- **Short problem**
Reproduce all entries verbatim, with nothing added or dropped.
___ Listed entries
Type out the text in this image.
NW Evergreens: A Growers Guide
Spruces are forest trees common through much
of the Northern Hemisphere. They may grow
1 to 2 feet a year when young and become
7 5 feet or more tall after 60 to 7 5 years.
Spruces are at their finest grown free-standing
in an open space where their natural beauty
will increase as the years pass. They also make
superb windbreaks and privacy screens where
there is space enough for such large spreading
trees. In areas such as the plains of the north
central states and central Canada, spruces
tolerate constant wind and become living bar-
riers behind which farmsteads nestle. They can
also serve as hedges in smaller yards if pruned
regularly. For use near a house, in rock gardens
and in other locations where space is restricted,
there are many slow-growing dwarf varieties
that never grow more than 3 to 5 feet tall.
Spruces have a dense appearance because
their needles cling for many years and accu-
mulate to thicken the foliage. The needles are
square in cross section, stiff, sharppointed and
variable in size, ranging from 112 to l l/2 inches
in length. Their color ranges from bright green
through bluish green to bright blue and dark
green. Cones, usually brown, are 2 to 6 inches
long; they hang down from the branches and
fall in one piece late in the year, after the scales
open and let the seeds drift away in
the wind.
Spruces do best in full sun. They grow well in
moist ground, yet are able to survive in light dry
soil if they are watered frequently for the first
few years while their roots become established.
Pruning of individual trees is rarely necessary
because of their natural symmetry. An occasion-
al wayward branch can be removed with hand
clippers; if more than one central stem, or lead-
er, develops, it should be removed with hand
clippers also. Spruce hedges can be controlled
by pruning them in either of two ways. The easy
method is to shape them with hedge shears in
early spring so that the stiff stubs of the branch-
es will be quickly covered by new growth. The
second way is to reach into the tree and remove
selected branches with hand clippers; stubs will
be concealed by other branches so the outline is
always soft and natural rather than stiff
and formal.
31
______
- **Worked solution**
Type out the text in this image.
NW Evergreens: A Growers Guide
Spruces are forest trees common through much
of the Northern Hemisphere. They may grow
1 to 2 feet a year when young and become
7 5 feet or more tall after 60 to 7 5 years.
Spruces are at their finest grown free-standing
in an open space where their natural beauty
will increase as the years pass. They also make
superb windbreaks and privacy screens where
there is space enough for such large spreading
trees. In areas such as the plains of the north
central states and central Canada, spruces
tolerate constant wind and become living bar-
riers behind which farmsteads nestle. They can
also serve as hedges in smaller yards if pruned
regularly. For use near a house, in rock gardens
and in other locations where space is restricted,
there are many slow-growing dwarf varieties
that never grow more than 3 to 5 feet tall.
Spruces have a dense appearance because
their needles cling for many years and accu-
mulate to thicken the foliage. The needles are
square in cross section, stiff, sharppointed and
variable in size, ranging from 112 to l l/2 inches
in length. Their color ranges from bright green
through bluish green to bright blue and dark
green. Cones, usually brown, are 2 to 6 inches
long; they hang down from the branches and
fall in one piece late in the year, after the scales
open and let the seeds drift away in
the wind.
Spruces do best in full sun. They grow well in
moist ground, yet are able to survive in light dry
soil if they are watered frequently for the first
few years while their roots become established.
Pruning of individual trees is rarely necessary
because of their natural symmetry. An occasion-
al wayward branch can be removed with hand
clippers; if more than one central stem, or lead-
er, develops, it should be removed with hand
clippers also. Spruce hedges can be controlled
by pruning them in either of two ways. The easy
method is to shape them with hedge shears in
early spring so that the stiff stubs of the branch-
es will be quickly covered by new growth. The
second way is to reach into the tree and remove
selected branches with hand clippers; stubs will
be concealed by other branches so the outline is
always soft and natural rather than stiff
and formal.
31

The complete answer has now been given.